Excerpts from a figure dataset
***
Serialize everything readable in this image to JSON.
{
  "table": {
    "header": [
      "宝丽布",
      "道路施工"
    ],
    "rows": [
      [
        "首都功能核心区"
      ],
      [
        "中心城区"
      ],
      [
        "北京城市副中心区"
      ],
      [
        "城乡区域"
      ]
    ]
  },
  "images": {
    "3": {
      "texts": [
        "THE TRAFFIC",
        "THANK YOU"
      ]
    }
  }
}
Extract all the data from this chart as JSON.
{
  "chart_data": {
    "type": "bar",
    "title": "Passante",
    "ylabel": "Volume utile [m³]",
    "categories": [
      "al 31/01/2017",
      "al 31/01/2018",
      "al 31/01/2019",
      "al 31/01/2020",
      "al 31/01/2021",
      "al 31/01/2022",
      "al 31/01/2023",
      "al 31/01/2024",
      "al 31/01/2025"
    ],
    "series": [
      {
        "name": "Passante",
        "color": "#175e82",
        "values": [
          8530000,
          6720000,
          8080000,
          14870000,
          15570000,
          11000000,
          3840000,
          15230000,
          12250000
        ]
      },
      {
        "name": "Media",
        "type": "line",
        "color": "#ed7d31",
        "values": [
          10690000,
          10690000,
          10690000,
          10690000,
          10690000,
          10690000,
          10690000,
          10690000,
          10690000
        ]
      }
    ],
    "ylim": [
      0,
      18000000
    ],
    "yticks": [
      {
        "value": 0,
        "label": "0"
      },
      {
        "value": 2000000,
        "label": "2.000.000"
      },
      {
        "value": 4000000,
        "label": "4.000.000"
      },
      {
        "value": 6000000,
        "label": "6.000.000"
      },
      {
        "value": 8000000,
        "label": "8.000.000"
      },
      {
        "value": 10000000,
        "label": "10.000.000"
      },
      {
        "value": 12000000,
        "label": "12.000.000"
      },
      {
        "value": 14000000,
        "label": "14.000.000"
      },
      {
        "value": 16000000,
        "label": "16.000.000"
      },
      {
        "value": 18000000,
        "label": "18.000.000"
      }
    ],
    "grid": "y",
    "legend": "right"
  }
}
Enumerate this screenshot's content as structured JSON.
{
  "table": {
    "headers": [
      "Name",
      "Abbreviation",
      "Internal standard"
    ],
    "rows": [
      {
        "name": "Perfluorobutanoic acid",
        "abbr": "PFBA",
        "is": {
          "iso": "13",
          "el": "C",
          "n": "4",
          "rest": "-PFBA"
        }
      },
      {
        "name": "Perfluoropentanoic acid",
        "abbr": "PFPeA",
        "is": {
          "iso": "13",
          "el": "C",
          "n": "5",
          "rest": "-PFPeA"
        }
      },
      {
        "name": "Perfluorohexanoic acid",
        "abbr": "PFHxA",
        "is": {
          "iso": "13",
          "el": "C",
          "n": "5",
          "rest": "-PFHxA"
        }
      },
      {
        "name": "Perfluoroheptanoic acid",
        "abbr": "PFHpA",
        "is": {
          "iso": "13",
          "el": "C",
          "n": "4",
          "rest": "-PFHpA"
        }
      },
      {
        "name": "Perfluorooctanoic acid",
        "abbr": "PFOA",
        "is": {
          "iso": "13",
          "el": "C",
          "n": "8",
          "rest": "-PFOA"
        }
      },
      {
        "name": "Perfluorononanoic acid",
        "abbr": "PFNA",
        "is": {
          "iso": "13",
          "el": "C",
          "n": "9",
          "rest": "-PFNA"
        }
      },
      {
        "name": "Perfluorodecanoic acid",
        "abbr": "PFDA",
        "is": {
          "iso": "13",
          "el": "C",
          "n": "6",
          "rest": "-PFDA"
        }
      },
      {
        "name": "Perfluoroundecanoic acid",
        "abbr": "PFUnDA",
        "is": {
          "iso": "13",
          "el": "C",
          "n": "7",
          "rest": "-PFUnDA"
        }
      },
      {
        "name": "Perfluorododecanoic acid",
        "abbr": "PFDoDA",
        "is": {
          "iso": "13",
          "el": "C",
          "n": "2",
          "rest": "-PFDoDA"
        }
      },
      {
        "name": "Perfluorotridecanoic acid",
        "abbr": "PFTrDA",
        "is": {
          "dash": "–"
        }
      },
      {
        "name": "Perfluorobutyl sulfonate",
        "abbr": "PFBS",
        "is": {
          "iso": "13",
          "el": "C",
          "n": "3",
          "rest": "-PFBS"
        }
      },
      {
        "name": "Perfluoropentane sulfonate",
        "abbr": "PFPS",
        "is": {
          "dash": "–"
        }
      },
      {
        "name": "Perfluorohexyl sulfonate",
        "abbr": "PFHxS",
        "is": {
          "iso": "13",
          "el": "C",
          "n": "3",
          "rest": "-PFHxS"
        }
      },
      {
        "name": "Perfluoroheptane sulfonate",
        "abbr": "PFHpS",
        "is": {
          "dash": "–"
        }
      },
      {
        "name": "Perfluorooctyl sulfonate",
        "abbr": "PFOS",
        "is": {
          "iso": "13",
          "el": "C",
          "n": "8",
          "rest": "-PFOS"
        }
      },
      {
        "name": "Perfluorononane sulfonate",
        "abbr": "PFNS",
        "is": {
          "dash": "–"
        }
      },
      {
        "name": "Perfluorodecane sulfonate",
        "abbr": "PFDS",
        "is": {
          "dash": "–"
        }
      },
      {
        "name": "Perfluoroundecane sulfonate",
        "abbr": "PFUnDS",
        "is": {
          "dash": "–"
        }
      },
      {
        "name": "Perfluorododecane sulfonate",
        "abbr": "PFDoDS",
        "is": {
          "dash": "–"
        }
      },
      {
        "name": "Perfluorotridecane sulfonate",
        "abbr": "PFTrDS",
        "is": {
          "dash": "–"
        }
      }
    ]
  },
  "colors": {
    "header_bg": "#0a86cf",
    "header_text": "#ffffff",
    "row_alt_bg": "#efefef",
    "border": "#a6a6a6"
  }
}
***
◆ TASK TO COMPLETE
Transcribe the whole listing exactly.

◆ OUTPUT FOR THIS EXERCISE
Serialize everything readable in this image to JSON.
{
  "table": {
    "header": [
      "宝丽布",
      "道路施工"
    ],
    "rows": [
      [
        "首都功能核心区"
      ],
      [
        "中心城区"
      ],
      [
        "北京城市副中心区"
      ],
      [
        "城乡区域"
      ]
    ]
  },
  "images": {
    "3": {
      "texts": [
        "THE TRAFFIC",
        "THANK YOU"
      ]
    }
  }
}
Extract all the data from this chart as JSON.
{
  "chart_data": {
    "type": "bar",
    "title": "Passante",
    "ylabel": "Volume utile [m³]",
    "categories": [
      "al 31/01/2017",
      "al 31/01/2018",
      "al 31/01/2019",
      "al 31/01/2020",
      "al 31/01/2021",
      "al 31/01/2022",
      "al 31/01/2023",
      "al 31/01/2024",
      "al 31/01/2025"
    ],
    "series": [
      {
        "name": "Passante",
        "color": "#175e82",
        "values": [
          8530000,
          6720000,
          8080000,
          14870000,
          15570000,
          11000000,
          3840000,
          15230000,
          12250000
        ]
      },
      {
        "name": "Media",
        "type": "line",
        "color": "#ed7d31",
        "values": [
          10690000,
          10690000,
          10690000,
          10690000,
          10690000,
          10690000,
          10690000,
          10690000,
          10690000
        ]
      }
    ],
    "ylim": [
      0,
      18000000
    ],
    "yticks": [
      {
        "value": 0,
        "label": "0"
      },
      {
        "value": 2000000,
        "label": "2.000.000"
      },
      {
        "value": 4000000,
        "label": "4.000.000"
      },
      {
        "value": 6000000,
        "label": "6.000.000"
      },
      {
        "value": 8000000,
        "label": "8.000.000"
      },
      {
        "value": 10000000,
        "label": "10.000.000"
      },
      {
        "value": 12000000,
        "label": "12.000.000"
      },
      {
        "value": 14000000,
        "label": "14.000.000"
      },
      {
        "value": 16000000,
        "label": "16.000.000"
      },
      {
        "value": 18000000,
        "label": "18.000.000"
      }
    ],
    "grid": "y",
    "legend": "right"
  }
}
Enumerate this screenshot's content as structured JSON.
{
  "table": {
    "headers": [
      "Name",
      "Abbreviation",
      "Internal standard"
    ],
    "rows": [
      {
        "name": "Perfluorobutanoic acid",
        "abbr": "PFBA",
        "is": {
          "iso": "13",
          "el": "C",
          "n": "4",
          "rest": "-PFBA"
        }
      },
      {
        "name": "Perfluoropentanoic acid",
        "abbr": "PFPeA",
        "is": {
          "iso": "13",
          "el": "C",
          "n": "5",
          "rest": "-PFPeA"
        }
      },
      {
        "name": "Perfluorohexanoic acid",
        "abbr": "PFHxA",
        "is": {
          "iso": "13",
          "el": "C",
          "n": "5",
          "rest": "-PFHxA"
        }
      },
      {
        "name": "Perfluoroheptanoic acid",
        "abbr": "PFHpA",
        "is": {
          "iso": "13",
          "el": "C",
          "n": "4",
          "rest": "-PFHpA"
        }
      },
      {
        "name": "Perfluorooctanoic acid",
        "abbr": "PFOA",
        "is": {
          "iso": "13",
          "el": "C",
          "n": "8",
          "rest": "-PFOA"
        }
      },
      {
        "name": "Perfluorononanoic acid",
        "abbr": "PFNA",
        "is": {
          "iso": "13",
          "el": "C",
          "n": "9",
          "rest": "-PFNA"
        }
      },
      {
        "name": "Perfluorodecanoic acid",
        "abbr": "PFDA",
        "is": {
          "iso": "13",
          "el": "C",
          "n": "6",
          "rest": "-PFDA"
        }
      },
      {
        "name": "Perfluoroundecanoic acid",
        "abbr": "PFUnDA",
        "is": {
          "iso": "13",
          "el": "C",
          "n": "7",
          "rest": "-PFUnDA"
        }
      },
      {
        "name": "Perfluorododecanoic acid",
        "abbr": "PFDoDA",
        "is": {
          "iso": "13",
          "el": "C",
          "n": "2",
          "rest": "-PFDoDA"
        }
      },
      {
        "name": "Perfluorotridecanoic acid",
        "abbr": "PFTrDA",
        "is": {
          "dash": "–"
        }
      },
      {
        "name": "Perfluorobutyl sulfonate",
        "abbr": "PFBS",
        "is": {
          "iso": "13",
          "el": "C",
          "n": "3",
          "rest": "-PFBS"
        }
      },
      {
        "name": "Perfluoropentane sulfonate",
        "abbr": "PFPS",
        "is": {
          "dash": "–"
        }
      },
      {
        "name": "Perfluorohexyl sulfonate",
        "abbr": "PFHxS",
        "is": {
          "iso": "13",
          "el": "C",
          "n": "3",
          "rest": "-PFHxS"
        }
      },
      {
        "name": "Perfluoroheptane sulfonate",
        "abbr": "PFHpS",
        "is": {
          "dash": "–"
        }
      },
      {
        "name": "Perfluorooctyl sulfonate",
        "abbr": "PFOS",
        "is": {
          "iso": "13",
          "el": "C",
          "n": "8",
          "rest": "-PFOS"
        }
      },
      {
        "name": "Perfluorononane sulfonate",
        "abbr": "PFNS",
        "is": {
          "dash": "–"
        }
      },
      {
        "name": "Perfluorodecane sulfonate",
        "abbr": "PFDS",
        "is": {
          "dash": "–"
        }
      },
      {
        "name": "Perfluoroundecane sulfonate",
        "abbr": "PFUnDS",
        "is": {
          "dash": "–"
        }
      },
      {
        "name": "Perfluorododecane sulfonate",
        "abbr": "PFDoDS",
        "is": {
          "dash": "–"
        }
      },
      {
        "name": "Perfluorotridecane sulfonate",
        "abbr": "PFTrDS",
        "is": {
          "dash": "–"
        }
      }
    ]
  },
  "colors": {
    "header_bg": "#0a86cf",
    "header_text": "#ffffff",
    "row_alt_bg": "#efefef",
    "border": "#a6a6a6"
  }
}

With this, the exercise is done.